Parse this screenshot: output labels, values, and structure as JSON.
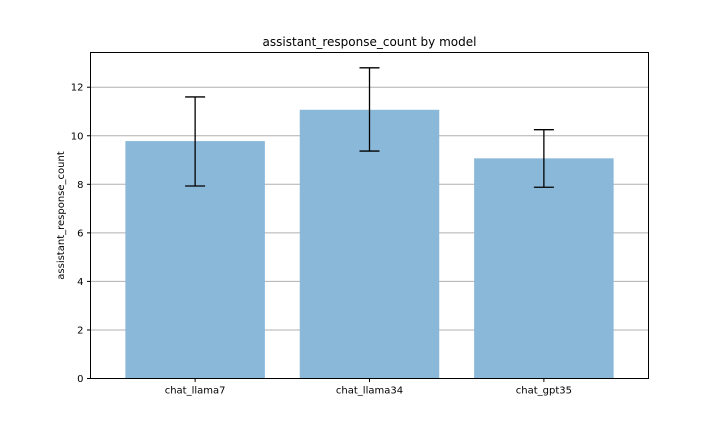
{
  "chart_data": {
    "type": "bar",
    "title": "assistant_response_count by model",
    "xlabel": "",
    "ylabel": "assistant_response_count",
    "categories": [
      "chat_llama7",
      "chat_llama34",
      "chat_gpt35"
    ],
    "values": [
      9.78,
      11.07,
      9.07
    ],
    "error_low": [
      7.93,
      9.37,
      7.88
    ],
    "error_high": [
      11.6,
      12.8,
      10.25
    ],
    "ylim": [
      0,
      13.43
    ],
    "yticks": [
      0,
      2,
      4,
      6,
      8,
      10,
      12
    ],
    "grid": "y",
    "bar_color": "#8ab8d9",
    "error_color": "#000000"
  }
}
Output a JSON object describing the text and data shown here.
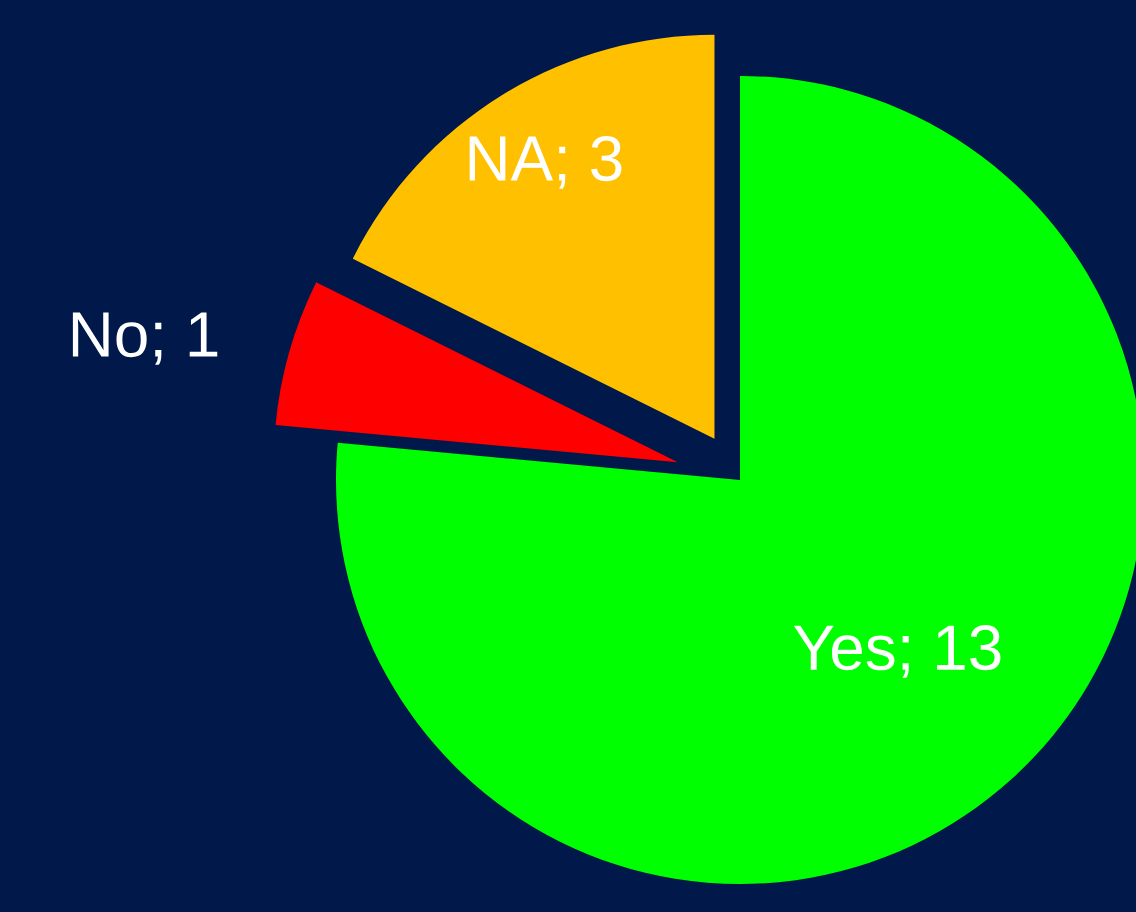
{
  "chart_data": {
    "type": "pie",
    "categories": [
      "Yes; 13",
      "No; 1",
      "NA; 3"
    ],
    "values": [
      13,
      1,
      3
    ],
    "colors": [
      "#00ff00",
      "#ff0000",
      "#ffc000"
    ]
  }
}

Given problem: All of the records above must be copied exactly, except for the pictures.

Solution to this exercise:
Parse this screenshot: output labels, values, and structure as JSON.
{
  "chart_data": {
    "type": "bar",
    "title": "assistant_response_count by model",
    "xlabel": "",
    "ylabel": "assistant_response_count",
    "categories": [
      "chat_llama7",
      "chat_llama34",
      "chat_gpt35"
    ],
    "values": [
      9.78,
      11.07,
      9.07
    ],
    "error_low": [
      7.93,
      9.37,
      7.88
    ],
    "error_high": [
      11.6,
      12.8,
      10.25
    ],
    "ylim": [
      0,
      13.43
    ],
    "yticks": [
      0,
      2,
      4,
      6,
      8,
      10,
      12
    ],
    "grid": "y",
    "bar_color": "#8ab8d9",
    "error_color": "#000000"
  }
}
Output a JSON object describing the text and data shown here.
{
  "chart_data": {
    "type": "pie",
    "categories": [
      "Yes; 13",
      "No; 1",
      "NA; 3"
    ],
    "values": [
      13,
      1,
      3
    ],
    "colors": [
      "#00ff00",
      "#ff0000",
      "#ffc000"
    ]
  }
}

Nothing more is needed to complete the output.